#### Aim of the task
Read the data and repeat all of it exactly.

#### Items
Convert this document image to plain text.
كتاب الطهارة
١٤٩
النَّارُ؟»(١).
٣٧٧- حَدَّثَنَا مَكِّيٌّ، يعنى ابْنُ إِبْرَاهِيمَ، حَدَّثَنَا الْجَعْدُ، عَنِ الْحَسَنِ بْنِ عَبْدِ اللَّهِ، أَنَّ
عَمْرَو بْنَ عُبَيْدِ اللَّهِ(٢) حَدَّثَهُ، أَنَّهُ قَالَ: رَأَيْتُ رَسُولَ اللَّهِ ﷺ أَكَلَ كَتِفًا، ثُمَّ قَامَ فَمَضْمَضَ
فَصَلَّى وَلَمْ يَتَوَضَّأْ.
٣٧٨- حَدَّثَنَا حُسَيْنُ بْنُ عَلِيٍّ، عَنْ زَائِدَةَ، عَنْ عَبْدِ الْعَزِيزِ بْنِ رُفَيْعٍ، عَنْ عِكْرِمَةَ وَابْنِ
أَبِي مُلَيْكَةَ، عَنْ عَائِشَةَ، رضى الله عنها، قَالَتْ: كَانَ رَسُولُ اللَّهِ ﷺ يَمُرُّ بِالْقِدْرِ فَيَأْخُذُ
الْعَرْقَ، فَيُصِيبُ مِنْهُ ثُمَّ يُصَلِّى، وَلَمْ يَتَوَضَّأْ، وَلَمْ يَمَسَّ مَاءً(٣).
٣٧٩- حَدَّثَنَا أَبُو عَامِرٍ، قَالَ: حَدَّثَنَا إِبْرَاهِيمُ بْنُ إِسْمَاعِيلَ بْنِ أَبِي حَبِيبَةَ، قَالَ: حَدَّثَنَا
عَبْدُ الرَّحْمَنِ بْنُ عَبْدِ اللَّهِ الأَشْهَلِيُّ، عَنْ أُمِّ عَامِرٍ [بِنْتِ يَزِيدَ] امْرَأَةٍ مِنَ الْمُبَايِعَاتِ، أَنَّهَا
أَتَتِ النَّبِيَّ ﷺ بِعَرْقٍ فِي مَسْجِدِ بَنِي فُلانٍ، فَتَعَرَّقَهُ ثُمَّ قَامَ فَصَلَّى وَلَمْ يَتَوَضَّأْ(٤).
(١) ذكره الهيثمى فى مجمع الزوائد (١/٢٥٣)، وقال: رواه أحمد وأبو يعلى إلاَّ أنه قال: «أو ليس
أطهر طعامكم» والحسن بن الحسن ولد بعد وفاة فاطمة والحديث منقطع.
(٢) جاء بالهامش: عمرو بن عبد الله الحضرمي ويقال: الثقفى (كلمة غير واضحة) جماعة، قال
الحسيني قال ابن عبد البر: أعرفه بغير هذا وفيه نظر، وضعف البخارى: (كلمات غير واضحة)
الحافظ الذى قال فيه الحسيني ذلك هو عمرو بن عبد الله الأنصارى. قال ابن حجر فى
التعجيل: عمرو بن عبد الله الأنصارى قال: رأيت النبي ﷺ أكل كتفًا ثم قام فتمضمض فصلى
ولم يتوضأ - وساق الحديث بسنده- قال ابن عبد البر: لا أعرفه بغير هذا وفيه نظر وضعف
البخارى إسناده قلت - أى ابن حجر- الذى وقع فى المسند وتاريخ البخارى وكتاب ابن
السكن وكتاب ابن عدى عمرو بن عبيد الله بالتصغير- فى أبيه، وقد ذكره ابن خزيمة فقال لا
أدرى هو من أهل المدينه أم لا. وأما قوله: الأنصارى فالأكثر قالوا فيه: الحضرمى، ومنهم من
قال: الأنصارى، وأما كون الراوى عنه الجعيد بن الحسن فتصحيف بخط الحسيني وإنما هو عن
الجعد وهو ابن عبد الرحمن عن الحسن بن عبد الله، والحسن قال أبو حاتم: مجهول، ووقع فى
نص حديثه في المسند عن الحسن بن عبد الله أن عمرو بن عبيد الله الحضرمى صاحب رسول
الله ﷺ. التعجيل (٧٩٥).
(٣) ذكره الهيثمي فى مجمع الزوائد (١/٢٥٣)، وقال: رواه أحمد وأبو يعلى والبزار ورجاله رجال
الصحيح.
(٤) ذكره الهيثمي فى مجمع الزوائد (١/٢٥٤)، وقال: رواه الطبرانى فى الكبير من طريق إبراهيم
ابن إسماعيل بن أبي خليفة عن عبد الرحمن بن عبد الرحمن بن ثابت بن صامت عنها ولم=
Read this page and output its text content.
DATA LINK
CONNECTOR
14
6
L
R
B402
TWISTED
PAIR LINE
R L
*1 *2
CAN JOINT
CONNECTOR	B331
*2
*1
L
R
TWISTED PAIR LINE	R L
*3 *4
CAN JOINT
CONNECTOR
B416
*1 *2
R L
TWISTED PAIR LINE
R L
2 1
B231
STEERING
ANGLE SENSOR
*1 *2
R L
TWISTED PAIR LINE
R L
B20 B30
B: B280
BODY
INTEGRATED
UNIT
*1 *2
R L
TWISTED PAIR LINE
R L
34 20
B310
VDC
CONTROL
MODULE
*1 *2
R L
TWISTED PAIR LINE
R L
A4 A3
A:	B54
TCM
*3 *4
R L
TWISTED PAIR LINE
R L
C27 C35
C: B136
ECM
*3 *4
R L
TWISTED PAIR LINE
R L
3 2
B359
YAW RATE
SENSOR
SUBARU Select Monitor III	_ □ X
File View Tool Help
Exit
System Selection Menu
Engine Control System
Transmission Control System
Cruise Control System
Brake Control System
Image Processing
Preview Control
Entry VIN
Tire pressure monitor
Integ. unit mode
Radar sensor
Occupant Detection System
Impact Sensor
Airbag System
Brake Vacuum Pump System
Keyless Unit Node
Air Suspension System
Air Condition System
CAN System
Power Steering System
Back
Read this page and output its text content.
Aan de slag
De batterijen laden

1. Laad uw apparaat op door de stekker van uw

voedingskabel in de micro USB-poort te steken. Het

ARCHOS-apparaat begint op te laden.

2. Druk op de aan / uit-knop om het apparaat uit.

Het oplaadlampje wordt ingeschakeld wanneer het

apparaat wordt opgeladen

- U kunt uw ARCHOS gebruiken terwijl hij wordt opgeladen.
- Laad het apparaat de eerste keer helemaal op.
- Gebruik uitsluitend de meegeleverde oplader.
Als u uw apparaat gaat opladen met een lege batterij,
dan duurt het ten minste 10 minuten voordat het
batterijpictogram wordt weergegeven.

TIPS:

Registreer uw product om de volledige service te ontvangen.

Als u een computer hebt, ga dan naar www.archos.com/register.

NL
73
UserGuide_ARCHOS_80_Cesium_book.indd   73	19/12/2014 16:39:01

#### Solution for this problem
Convert this document image to plain text.
كتاب الطهارة
١٤٩
النَّارُ؟»(١).
٣٧٧- حَدَّثَنَا مَكِّيٌّ، يعنى ابْنُ إِبْرَاهِيمَ، حَدَّثَنَا الْجَعْدُ، عَنِ الْحَسَنِ بْنِ عَبْدِ اللَّهِ، أَنَّ
عَمْرَو بْنَ عُبَيْدِ اللَّهِ(٢) حَدَّثَهُ، أَنَّهُ قَالَ: رَأَيْتُ رَسُولَ اللَّهِ ﷺ أَكَلَ كَتِفًا، ثُمَّ قَامَ فَمَضْمَضَ
فَصَلَّى وَلَمْ يَتَوَضَّأْ.
٣٧٨- حَدَّثَنَا حُسَيْنُ بْنُ عَلِيٍّ، عَنْ زَائِدَةَ، عَنْ عَبْدِ الْعَزِيزِ بْنِ رُفَيْعٍ، عَنْ عِكْرِمَةَ وَابْنِ
أَبِي مُلَيْكَةَ، عَنْ عَائِشَةَ، رضى الله عنها، قَالَتْ: كَانَ رَسُولُ اللَّهِ ﷺ يَمُرُّ بِالْقِدْرِ فَيَأْخُذُ
الْعَرْقَ، فَيُصِيبُ مِنْهُ ثُمَّ يُصَلِّى، وَلَمْ يَتَوَضَّأْ، وَلَمْ يَمَسَّ مَاءً(٣).
٣٧٩- حَدَّثَنَا أَبُو عَامِرٍ، قَالَ: حَدَّثَنَا إِبْرَاهِيمُ بْنُ إِسْمَاعِيلَ بْنِ أَبِي حَبِيبَةَ، قَالَ: حَدَّثَنَا
عَبْدُ الرَّحْمَنِ بْنُ عَبْدِ اللَّهِ الأَشْهَلِيُّ، عَنْ أُمِّ عَامِرٍ [بِنْتِ يَزِيدَ] امْرَأَةٍ مِنَ الْمُبَايِعَاتِ، أَنَّهَا
أَتَتِ النَّبِيَّ ﷺ بِعَرْقٍ فِي مَسْجِدِ بَنِي فُلانٍ، فَتَعَرَّقَهُ ثُمَّ قَامَ فَصَلَّى وَلَمْ يَتَوَضَّأْ(٤).
(١) ذكره الهيثمى فى مجمع الزوائد (١/٢٥٣)، وقال: رواه أحمد وأبو يعلى إلاَّ أنه قال: «أو ليس
أطهر طعامكم» والحسن بن الحسن ولد بعد وفاة فاطمة والحديث منقطع.
(٢) جاء بالهامش: عمرو بن عبد الله الحضرمي ويقال: الثقفى (كلمة غير واضحة) جماعة، قال
الحسيني قال ابن عبد البر: أعرفه بغير هذا وفيه نظر، وضعف البخارى: (كلمات غير واضحة)
الحافظ الذى قال فيه الحسيني ذلك هو عمرو بن عبد الله الأنصارى. قال ابن حجر فى
التعجيل: عمرو بن عبد الله الأنصارى قال: رأيت النبي ﷺ أكل كتفًا ثم قام فتمضمض فصلى
ولم يتوضأ - وساق الحديث بسنده- قال ابن عبد البر: لا أعرفه بغير هذا وفيه نظر وضعف
البخارى إسناده قلت - أى ابن حجر- الذى وقع فى المسند وتاريخ البخارى وكتاب ابن
السكن وكتاب ابن عدى عمرو بن عبيد الله بالتصغير- فى أبيه، وقد ذكره ابن خزيمة فقال لا
أدرى هو من أهل المدينه أم لا. وأما قوله: الأنصارى فالأكثر قالوا فيه: الحضرمى، ومنهم من
قال: الأنصارى، وأما كون الراوى عنه الجعيد بن الحسن فتصحيف بخط الحسيني وإنما هو عن
الجعد وهو ابن عبد الرحمن عن الحسن بن عبد الله، والحسن قال أبو حاتم: مجهول، ووقع فى
نص حديثه في المسند عن الحسن بن عبد الله أن عمرو بن عبيد الله الحضرمى صاحب رسول
الله ﷺ. التعجيل (٧٩٥).
(٣) ذكره الهيثمي فى مجمع الزوائد (١/٢٥٣)، وقال: رواه أحمد وأبو يعلى والبزار ورجاله رجال
الصحيح.
(٤) ذكره الهيثمي فى مجمع الزوائد (١/٢٥٤)، وقال: رواه الطبرانى فى الكبير من طريق إبراهيم
ابن إسماعيل بن أبي خليفة عن عبد الرحمن بن عبد الرحمن بن ثابت بن صامت عنها ولم=
Read this page and output its text content.
DATA LINK
CONNECTOR
14
6
L
R
B402
TWISTED
PAIR LINE
R L
*1 *2
CAN JOINT
CONNECTOR	B331
*2
*1
L
R
TWISTED PAIR LINE	R L
*3 *4
CAN JOINT
CONNECTOR
B416
*1 *2
R L
TWISTED PAIR LINE
R L
2 1
B231
STEERING
ANGLE SENSOR
*1 *2
R L
TWISTED PAIR LINE
R L
B20 B30
B: B280
BODY
INTEGRATED
UNIT
*1 *2
R L
TWISTED PAIR LINE
R L
34 20
B310
VDC
CONTROL
MODULE
*1 *2
R L
TWISTED PAIR LINE
R L
A4 A3
A:	B54
TCM
*3 *4
R L
TWISTED PAIR LINE
R L
C27 C35
C: B136
ECM
*3 *4
R L
TWISTED PAIR LINE
R L
3 2
B359
YAW RATE
SENSOR
SUBARU Select Monitor III	_ □ X
File View Tool Help
Exit
System Selection Menu
Engine Control System
Transmission Control System
Cruise Control System
Brake Control System
Image Processing
Preview Control
Entry VIN
Tire pressure monitor
Integ. unit mode
Radar sensor
Occupant Detection System
Impact Sensor
Airbag System
Brake Vacuum Pump System
Keyless Unit Node
Air Suspension System
Air Condition System
CAN System
Power Steering System
Back
Read this page and output its text content.
Aan de slag
De batterijen laden

1. Laad uw apparaat op door de stekker van uw

voedingskabel in de micro USB-poort te steken. Het

ARCHOS-apparaat begint op te laden.

2. Druk op de aan / uit-knop om het apparaat uit.

Het oplaadlampje wordt ingeschakeld wanneer het

apparaat wordt opgeladen

- U kunt uw ARCHOS gebruiken terwijl hij wordt opgeladen.
- Laad het apparaat de eerste keer helemaal op.
- Gebruik uitsluitend de meegeleverde oplader.
Als u uw apparaat gaat opladen met een lege batterij,
dan duurt het ten minste 10 minuten voordat het
batterijpictogram wordt weergegeven.

TIPS:

Registreer uw product om de volledige service te ontvangen.

Als u een computer hebt, ga dan naar www.archos.com/register.

NL
73
UserGuide_ARCHOS_80_Cesium_book.indd   73	19/12/2014 16:39:01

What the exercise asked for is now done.